**Dataset records:**
##############################

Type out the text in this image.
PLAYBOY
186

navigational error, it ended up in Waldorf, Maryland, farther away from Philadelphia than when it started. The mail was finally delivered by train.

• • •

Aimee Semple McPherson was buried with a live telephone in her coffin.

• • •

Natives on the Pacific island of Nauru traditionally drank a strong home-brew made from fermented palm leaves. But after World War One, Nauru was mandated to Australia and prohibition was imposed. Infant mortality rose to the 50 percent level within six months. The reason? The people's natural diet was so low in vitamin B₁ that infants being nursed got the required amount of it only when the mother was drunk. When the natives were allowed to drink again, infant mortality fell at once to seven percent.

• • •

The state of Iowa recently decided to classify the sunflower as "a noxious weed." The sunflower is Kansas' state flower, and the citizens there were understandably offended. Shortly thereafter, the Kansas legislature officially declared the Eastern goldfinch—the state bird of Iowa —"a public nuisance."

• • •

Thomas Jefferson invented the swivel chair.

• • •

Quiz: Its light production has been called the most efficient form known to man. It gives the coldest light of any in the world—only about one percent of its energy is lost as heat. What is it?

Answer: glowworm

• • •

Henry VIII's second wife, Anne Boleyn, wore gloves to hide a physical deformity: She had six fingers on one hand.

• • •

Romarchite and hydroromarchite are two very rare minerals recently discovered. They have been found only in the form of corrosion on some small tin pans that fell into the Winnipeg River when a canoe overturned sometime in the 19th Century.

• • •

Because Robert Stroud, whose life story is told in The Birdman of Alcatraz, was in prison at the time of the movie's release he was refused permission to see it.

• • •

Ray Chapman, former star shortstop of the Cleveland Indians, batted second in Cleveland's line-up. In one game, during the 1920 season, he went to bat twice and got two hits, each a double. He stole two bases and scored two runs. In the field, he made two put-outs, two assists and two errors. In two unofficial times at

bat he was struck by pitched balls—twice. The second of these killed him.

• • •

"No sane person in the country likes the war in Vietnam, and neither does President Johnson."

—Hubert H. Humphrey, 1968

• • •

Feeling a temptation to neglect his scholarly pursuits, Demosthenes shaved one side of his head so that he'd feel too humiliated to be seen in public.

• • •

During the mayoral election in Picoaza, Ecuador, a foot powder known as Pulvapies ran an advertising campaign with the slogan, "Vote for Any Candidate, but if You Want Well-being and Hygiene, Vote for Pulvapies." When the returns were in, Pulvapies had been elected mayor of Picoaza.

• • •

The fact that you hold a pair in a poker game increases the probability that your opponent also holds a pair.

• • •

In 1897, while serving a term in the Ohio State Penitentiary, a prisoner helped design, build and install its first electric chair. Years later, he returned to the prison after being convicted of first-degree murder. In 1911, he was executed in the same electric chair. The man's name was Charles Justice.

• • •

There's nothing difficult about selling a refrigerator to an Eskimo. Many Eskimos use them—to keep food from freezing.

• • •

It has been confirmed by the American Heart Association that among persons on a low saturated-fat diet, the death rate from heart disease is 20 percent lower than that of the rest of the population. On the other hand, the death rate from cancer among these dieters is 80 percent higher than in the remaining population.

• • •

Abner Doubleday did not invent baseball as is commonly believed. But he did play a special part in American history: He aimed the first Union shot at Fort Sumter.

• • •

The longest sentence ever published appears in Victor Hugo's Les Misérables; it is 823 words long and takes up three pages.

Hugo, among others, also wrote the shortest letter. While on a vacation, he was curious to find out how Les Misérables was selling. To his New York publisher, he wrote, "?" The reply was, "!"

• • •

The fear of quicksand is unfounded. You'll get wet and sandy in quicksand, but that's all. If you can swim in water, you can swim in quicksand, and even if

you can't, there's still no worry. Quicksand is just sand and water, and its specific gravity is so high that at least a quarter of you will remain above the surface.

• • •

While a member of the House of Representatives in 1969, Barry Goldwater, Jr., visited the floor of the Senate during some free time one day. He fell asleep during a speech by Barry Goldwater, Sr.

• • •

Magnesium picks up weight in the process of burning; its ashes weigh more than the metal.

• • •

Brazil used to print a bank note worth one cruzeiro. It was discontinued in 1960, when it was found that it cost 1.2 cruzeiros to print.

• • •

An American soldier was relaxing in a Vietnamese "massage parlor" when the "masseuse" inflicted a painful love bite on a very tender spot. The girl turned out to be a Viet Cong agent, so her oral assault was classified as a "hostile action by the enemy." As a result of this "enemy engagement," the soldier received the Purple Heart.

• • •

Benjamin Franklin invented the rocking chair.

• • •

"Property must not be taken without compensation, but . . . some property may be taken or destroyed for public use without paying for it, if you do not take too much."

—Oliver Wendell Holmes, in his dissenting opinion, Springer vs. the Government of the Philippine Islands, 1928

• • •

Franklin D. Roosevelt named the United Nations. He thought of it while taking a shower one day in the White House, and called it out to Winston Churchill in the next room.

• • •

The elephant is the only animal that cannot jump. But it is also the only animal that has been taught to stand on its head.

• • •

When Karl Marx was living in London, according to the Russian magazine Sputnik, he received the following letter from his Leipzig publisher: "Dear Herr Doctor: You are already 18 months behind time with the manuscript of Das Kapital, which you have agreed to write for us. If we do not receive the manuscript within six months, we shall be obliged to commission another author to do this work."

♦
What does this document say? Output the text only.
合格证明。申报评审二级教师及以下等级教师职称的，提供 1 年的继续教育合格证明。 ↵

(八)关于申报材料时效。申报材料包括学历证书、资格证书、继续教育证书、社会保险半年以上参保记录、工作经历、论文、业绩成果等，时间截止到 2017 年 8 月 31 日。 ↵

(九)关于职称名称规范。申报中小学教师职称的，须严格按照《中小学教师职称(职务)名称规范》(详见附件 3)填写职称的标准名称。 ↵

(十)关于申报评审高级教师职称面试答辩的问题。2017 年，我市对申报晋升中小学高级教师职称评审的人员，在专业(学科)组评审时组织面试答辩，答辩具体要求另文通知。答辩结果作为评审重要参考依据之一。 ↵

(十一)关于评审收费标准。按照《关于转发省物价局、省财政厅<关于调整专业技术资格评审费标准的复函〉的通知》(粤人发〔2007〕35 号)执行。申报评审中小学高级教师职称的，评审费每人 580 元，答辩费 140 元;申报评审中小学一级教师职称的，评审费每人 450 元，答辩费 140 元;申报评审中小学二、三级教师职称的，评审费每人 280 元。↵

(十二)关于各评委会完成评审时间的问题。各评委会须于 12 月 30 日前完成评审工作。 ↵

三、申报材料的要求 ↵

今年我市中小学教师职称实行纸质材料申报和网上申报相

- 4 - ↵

##############################

**Instructions to follow:** Find "text". Copy every line it occurs in.

**Solution to the exercise:**
Type out the text in this image.
What does this document say? Output the text only.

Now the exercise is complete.